* The exercise *
Extract the full set of records that follows, word for word.

* Task data *
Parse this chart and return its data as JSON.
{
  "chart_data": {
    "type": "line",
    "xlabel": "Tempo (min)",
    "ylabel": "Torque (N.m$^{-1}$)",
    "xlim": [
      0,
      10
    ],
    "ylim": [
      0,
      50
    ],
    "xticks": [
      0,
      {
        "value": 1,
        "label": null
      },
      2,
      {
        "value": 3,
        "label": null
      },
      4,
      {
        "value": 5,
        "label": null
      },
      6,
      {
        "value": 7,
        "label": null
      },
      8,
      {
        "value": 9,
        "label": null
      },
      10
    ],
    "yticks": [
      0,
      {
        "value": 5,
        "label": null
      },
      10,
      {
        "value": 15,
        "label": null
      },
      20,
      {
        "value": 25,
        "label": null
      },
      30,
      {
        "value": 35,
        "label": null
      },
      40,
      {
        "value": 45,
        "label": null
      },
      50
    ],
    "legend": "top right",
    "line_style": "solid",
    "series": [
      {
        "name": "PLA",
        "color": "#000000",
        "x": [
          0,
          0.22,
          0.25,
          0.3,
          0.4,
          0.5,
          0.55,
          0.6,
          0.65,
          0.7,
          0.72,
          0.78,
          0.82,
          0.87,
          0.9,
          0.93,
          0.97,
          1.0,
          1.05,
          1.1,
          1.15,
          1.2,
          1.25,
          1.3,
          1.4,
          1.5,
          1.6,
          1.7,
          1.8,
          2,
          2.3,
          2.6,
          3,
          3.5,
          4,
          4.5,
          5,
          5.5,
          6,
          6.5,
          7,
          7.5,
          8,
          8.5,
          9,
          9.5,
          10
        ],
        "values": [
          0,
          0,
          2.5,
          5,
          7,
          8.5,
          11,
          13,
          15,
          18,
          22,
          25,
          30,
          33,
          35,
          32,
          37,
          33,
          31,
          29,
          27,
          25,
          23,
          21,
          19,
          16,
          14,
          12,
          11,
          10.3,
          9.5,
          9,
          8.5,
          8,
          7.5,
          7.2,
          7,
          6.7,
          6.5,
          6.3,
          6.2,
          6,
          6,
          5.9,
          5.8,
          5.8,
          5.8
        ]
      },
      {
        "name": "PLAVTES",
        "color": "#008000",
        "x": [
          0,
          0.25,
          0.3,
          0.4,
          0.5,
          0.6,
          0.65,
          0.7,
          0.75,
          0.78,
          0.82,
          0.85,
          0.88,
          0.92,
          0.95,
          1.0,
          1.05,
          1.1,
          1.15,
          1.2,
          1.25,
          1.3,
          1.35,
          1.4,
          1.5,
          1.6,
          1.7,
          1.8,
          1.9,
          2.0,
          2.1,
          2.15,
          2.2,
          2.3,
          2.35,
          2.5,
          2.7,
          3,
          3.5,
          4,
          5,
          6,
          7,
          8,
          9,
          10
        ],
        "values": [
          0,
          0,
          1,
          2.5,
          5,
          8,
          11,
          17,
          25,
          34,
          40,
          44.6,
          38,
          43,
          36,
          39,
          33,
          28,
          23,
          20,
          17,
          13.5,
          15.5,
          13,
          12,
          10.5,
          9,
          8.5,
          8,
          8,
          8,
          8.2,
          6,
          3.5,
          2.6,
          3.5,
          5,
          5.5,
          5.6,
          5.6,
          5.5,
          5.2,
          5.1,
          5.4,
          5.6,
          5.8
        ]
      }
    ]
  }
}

* Written reply *
Parse this chart and return its data as JSON.
{
  "chart_data": {
    "type": "line",
    "xlabel": "Tempo (min)",
    "ylabel": "Torque (N.m$^{-1}$)",
    "xlim": [
      0,
      10
    ],
    "ylim": [
      0,
      50
    ],
    "xticks": [
      0,
      {
        "value": 1,
        "label": null
      },
      2,
      {
        "value": 3,
        "label": null
      },
      4,
      {
        "value": 5,
        "label": null
      },
      6,
      {
        "value": 7,
        "label": null
      },
      8,
      {
        "value": 9,
        "label": null
      },
      10
    ],
    "yticks": [
      0,
      {
        "value": 5,
        "label": null
      },
      10,
      {
        "value": 15,
        "label": null
      },
      20,
      {
        "value": 25,
        "label": null
      },
      30,
      {
        "value": 35,
        "label": null
      },
      40,
      {
        "value": 45,
        "label": null
      },
      50
    ],
    "legend": "top right",
    "line_style": "solid",
    "series": [
      {
        "name": "PLA",
        "color": "#000000",
        "x": [
          0,
          0.22,
          0.25,
          0.3,
          0.4,
          0.5,
          0.55,
          0.6,
          0.65,
          0.7,
          0.72,
          0.78,
          0.82,
          0.87,
          0.9,
          0.93,
          0.97,
          1.0,
          1.05,
          1.1,
          1.15,
          1.2,
          1.25,
          1.3,
          1.4,
          1.5,
          1.6,
          1.7,
          1.8,
          2,
          2.3,
          2.6,
          3,
          3.5,
          4,
          4.5,
          5,
          5.5,
          6,
          6.5,
          7,
          7.5,
          8,
          8.5,
          9,
          9.5,
          10
        ],
        "values": [
          0,
          0,
          2.5,
          5,
          7,
          8.5,
          11,
          13,
          15,
          18,
          22,
          25,
          30,
          33,
          35,
          32,
          37,
          33,
          31,
          29,
          27,
          25,
          23,
          21,
          19,
          16,
          14,
          12,
          11,
          10.3,
          9.5,
          9,
          8.5,
          8,
          7.5,
          7.2,
          7,
          6.7,
          6.5,
          6.3,
          6.2,
          6,
          6,
          5.9,
          5.8,
          5.8,
          5.8
        ]
      },
      {
        "name": "PLAVTES",
        "color": "#008000",
        "x": [
          0,
          0.25,
          0.3,
          0.4,
          0.5,
          0.6,
          0.65,
          0.7,
          0.75,
          0.78,
          0.82,
          0.85,
          0.88,
          0.92,
          0.95,
          1.0,
          1.05,
          1.1,
          1.15,
          1.2,
          1.25,
          1.3,
          1.35,
          1.4,
          1.5,
          1.6,
          1.7,
          1.8,
          1.9,
          2.0,
          2.1,
          2.15,
          2.2,
          2.3,
          2.35,
          2.5,
          2.7,
          3,
          3.5,
          4,
          5,
          6,
          7,
          8,
          9,
          10
        ],
        "values": [
          0,
          0,
          1,
          2.5,
          5,
          8,
          11,
          17,
          25,
          34,
          40,
          44.6,
          38,
          43,
          36,
          39,
          33,
          28,
          23,
          20,
          17,
          13.5,
          15.5,
          13,
          12,
          10.5,
          9,
          8.5,
          8,
          8,
          8,
          8.2,
          6,
          3.5,
          2.6,
          3.5,
          5,
          5.5,
          5.6,
          5.6,
          5.5,
          5.2,
          5.1,
          5.4,
          5.6,
          5.8
        ]
      }
    ]
  }
}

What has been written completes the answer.